→ GOAL OF THE EXERCISE
Your task is to output all the records below, word for word.

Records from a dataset
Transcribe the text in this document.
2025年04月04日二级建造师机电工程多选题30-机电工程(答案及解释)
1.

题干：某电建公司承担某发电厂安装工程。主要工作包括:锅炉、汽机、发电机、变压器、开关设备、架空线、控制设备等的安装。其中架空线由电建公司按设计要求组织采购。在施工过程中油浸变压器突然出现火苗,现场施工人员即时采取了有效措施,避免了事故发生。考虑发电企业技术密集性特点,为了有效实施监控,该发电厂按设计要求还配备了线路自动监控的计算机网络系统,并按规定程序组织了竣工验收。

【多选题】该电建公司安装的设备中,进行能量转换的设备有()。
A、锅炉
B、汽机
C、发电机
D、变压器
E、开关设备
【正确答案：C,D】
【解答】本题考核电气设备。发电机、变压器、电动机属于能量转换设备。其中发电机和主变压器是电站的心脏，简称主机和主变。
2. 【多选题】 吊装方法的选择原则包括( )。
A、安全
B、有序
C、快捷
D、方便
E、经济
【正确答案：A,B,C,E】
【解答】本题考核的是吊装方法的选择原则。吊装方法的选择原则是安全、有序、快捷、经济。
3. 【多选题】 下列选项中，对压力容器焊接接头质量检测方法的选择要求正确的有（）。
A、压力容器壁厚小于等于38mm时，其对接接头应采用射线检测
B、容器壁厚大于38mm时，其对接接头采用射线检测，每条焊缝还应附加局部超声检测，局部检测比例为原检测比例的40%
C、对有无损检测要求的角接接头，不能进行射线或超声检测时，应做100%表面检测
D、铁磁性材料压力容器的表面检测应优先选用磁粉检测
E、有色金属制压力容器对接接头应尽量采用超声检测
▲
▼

→ CORRECT ANSWER
Transcribe the text in this document.
2025年04月04日二级建造师机电工程多选题30-机电工程(答案及解释)
1.

题干：某电建公司承担某发电厂安装工程。主要工作包括:锅炉、汽机、发电机、变压器、开关设备、架空线、控制设备等的安装。其中架空线由电建公司按设计要求组织采购。在施工过程中油浸变压器突然出现火苗,现场施工人员即时采取了有效措施,避免了事故发生。考虑发电企业技术密集性特点,为了有效实施监控,该发电厂按设计要求还配备了线路自动监控的计算机网络系统,并按规定程序组织了竣工验收。

【多选题】该电建公司安装的设备中,进行能量转换的设备有()。
A、锅炉
B、汽机
C、发电机
D、变压器
E、开关设备
【正确答案：C,D】
【解答】本题考核电气设备。发电机、变压器、电动机属于能量转换设备。其中发电机和主变压器是电站的心脏，简称主机和主变。
2. 【多选题】 吊装方法的选择原则包括( )。
A、安全
B、有序
C、快捷
D、方便
E、经济
【正确答案：A,B,C,E】
【解答】本题考核的是吊装方法的选择原则。吊装方法的选择原则是安全、有序、快捷、经济。
3. 【多选题】 下列选项中，对压力容器焊接接头质量检测方法的选择要求正确的有（）。
A、压力容器壁厚小于等于38mm时，其对接接头应采用射线检测
B、容器壁厚大于38mm时，其对接接头采用射线检测，每条焊缝还应附加局部超声检测，局部检测比例为原检测比例的40%
C、对有无损检测要求的角接接头，不能进行射线或超声检测时，应做100%表面检测
D、铁磁性材料压力容器的表面检测应优先选用磁粉检测
E、有色金属制压力容器对接接头应尽量采用超声检测
▲
▼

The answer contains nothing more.